Material supplied:

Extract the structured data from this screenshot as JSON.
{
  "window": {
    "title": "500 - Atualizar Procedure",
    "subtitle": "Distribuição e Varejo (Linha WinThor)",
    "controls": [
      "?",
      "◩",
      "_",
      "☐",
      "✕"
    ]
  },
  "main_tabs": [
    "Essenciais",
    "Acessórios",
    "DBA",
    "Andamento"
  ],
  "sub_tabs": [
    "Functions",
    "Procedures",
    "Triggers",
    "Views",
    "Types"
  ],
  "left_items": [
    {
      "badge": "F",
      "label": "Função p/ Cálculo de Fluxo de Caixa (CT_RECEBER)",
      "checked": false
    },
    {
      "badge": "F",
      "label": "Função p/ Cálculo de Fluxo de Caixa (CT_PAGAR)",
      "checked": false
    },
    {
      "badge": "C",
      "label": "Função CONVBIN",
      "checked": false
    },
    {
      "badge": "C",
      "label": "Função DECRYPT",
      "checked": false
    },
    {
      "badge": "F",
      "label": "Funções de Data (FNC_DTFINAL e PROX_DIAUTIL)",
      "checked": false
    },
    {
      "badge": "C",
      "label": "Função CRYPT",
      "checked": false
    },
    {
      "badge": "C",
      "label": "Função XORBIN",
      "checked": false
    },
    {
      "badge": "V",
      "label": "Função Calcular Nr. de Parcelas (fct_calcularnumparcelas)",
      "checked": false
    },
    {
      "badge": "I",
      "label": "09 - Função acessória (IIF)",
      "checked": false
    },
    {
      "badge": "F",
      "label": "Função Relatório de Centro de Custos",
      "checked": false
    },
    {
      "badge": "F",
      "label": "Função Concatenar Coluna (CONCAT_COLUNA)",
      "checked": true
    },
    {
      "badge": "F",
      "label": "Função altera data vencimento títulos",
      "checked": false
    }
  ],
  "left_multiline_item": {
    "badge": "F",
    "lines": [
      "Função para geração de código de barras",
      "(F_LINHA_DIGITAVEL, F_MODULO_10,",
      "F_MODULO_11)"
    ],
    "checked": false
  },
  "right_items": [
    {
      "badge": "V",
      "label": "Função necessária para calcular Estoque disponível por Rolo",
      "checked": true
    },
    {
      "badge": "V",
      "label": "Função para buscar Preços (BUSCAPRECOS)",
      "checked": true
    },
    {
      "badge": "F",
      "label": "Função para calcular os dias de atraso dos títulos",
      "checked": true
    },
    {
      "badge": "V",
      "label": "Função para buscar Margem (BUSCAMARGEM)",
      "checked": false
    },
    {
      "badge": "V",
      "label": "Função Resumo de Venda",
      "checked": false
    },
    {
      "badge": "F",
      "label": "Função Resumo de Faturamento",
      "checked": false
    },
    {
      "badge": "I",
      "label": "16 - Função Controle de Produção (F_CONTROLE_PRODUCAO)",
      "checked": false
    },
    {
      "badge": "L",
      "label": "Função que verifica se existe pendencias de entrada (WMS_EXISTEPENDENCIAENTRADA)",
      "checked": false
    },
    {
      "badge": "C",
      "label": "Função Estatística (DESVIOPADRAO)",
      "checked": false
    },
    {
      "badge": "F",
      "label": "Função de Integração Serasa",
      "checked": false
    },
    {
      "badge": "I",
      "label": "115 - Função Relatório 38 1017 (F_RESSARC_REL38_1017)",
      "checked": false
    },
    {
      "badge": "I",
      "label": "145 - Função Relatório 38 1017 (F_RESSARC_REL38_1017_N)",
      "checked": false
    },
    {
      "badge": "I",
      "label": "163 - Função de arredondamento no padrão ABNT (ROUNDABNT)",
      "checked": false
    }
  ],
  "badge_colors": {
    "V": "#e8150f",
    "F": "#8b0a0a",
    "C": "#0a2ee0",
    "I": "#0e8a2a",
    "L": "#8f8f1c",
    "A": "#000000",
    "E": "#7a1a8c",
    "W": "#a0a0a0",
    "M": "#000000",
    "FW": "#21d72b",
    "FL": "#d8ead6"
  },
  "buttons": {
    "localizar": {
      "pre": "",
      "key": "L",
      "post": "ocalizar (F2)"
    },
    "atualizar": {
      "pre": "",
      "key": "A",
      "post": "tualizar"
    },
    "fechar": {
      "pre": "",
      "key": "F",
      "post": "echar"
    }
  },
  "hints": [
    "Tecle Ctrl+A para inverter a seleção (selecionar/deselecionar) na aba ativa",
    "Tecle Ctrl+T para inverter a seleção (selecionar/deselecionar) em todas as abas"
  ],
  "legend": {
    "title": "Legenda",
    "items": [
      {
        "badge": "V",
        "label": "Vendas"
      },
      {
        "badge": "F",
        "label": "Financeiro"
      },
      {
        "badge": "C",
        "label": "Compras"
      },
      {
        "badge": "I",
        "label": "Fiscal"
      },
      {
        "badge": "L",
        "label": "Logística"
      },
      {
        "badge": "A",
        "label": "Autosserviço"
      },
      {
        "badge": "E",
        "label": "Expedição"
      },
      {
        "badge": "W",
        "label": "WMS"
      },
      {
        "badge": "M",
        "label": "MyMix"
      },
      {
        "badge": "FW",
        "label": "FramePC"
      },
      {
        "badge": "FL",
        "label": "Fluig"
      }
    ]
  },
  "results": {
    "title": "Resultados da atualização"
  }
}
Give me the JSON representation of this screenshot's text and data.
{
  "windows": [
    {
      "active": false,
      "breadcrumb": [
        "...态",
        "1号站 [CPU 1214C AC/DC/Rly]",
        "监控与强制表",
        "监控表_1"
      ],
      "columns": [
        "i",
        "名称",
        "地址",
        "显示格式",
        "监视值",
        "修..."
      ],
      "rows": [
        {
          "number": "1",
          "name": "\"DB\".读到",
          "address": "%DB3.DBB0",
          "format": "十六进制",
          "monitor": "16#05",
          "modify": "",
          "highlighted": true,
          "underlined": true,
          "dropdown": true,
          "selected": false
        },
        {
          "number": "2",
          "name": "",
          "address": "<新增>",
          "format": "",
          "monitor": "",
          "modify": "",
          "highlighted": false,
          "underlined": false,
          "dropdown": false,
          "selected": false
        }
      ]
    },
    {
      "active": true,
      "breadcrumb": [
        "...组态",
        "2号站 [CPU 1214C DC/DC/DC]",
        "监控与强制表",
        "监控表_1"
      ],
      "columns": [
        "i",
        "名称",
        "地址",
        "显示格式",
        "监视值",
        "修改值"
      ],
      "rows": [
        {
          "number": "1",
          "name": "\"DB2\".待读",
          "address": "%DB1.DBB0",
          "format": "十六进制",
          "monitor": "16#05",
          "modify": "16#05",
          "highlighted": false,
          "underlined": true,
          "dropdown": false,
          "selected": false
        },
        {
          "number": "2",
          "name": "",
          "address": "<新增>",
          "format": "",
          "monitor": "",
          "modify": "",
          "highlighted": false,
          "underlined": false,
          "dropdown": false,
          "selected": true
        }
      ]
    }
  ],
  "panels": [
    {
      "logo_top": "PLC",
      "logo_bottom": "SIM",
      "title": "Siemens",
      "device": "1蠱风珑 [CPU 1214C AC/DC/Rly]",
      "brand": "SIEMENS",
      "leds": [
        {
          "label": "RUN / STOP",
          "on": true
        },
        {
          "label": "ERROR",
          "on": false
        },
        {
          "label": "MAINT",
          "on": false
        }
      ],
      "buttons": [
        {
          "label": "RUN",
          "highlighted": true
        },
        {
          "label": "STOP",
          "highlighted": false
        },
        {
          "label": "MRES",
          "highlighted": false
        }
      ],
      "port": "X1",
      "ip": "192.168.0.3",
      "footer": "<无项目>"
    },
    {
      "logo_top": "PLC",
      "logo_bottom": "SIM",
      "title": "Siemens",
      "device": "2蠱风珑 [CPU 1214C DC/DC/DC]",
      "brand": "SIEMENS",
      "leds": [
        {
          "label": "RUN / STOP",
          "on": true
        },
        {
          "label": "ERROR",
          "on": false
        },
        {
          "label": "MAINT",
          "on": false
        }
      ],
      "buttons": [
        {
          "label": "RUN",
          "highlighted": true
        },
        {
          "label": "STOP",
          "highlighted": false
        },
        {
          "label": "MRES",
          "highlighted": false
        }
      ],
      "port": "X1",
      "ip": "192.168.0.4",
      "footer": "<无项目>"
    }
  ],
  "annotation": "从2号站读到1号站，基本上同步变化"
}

What this task involves: Using the entries above, return each line that includes the word "seleção".

Exercise result:
    "Tecle Ctrl+A para inverter a seleção (selecionar/deselecionar) na aba ativa",
    "Tecle Ctrl+T para inverter a seleção (selecionar/deselecionar) em todas as abas"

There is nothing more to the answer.